| GIVEN PROBLEM |
Could you write out the records below exactly as they appear, leaving out any pictures?

(Stored entries)

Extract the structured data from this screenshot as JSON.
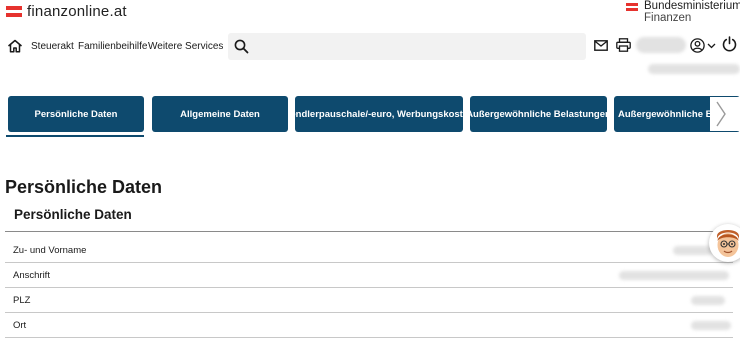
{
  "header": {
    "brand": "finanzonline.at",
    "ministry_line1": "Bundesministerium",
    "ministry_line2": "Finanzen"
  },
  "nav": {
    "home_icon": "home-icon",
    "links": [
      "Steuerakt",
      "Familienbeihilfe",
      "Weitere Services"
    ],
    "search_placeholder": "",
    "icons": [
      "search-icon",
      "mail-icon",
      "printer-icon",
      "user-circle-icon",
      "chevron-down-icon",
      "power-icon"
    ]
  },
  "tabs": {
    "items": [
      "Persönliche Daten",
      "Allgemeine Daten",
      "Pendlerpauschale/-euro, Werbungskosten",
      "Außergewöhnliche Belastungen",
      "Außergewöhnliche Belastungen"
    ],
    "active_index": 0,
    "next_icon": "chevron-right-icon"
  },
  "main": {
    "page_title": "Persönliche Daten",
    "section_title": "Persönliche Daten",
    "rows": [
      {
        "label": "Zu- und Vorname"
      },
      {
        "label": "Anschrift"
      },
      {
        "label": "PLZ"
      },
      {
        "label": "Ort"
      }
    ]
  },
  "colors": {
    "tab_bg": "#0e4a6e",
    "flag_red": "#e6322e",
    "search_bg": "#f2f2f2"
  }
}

| ANSWER TO THIS TASK |
Extract the structured data from this screenshot as JSON.
{
  "header": {
    "brand": "finanzonline.at",
    "ministry_line1": "Bundesministerium",
    "ministry_line2": "Finanzen"
  },
  "nav": {
    "home_icon": "home-icon",
    "links": [
      "Steuerakt",
      "Familienbeihilfe",
      "Weitere Services"
    ],
    "search_placeholder": "",
    "icons": [
      "search-icon",
      "mail-icon",
      "printer-icon",
      "user-circle-icon",
      "chevron-down-icon",
      "power-icon"
    ]
  },
  "tabs": {
    "items": [
      "Persönliche Daten",
      "Allgemeine Daten",
      "Pendlerpauschale/-euro, Werbungskosten",
      "Außergewöhnliche Belastungen",
      "Außergewöhnliche Belastungen"
    ],
    "active_index": 0,
    "next_icon": "chevron-right-icon"
  },
  "main": {
    "page_title": "Persönliche Daten",
    "section_title": "Persönliche Daten",
    "rows": [
      {
        "label": "Zu- und Vorname"
      },
      {
        "label": "Anschrift"
      },
      {
        "label": "PLZ"
      },
      {
        "label": "Ort"
      }
    ]
  },
  "colors": {
    "tab_bg": "#0e4a6e",
    "flag_red": "#e6322e",
    "search_bg": "#f2f2f2"
  }
}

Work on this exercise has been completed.